Search the listing below for "handle". Copy each matching line.

━━━ Given data

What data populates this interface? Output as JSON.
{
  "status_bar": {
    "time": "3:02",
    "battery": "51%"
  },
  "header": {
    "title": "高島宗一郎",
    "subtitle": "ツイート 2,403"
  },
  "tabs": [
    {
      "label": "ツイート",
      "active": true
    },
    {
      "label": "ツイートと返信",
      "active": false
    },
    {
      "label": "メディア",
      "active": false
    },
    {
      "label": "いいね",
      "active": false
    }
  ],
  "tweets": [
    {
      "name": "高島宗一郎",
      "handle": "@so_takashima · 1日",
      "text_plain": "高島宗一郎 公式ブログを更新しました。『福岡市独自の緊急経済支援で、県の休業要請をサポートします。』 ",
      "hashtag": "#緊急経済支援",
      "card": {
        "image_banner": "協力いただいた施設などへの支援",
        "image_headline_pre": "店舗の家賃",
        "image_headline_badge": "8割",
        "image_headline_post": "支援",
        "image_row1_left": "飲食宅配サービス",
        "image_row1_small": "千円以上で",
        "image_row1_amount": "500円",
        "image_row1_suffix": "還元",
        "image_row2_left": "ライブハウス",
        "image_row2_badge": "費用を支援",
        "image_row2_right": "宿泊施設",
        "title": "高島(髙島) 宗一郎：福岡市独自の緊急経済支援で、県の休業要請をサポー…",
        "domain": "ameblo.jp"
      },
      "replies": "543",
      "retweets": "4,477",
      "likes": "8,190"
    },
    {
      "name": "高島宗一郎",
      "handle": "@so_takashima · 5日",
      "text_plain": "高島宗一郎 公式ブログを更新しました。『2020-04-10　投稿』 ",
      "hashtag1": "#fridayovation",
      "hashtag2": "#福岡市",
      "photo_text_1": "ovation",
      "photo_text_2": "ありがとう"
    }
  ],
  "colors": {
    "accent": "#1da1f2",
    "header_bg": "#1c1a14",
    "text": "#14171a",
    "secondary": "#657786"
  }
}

━━━━━━

Answer to this problem:
      "handle": "@so_takashima · 1日",
      "handle": "@so_takashima · 5日",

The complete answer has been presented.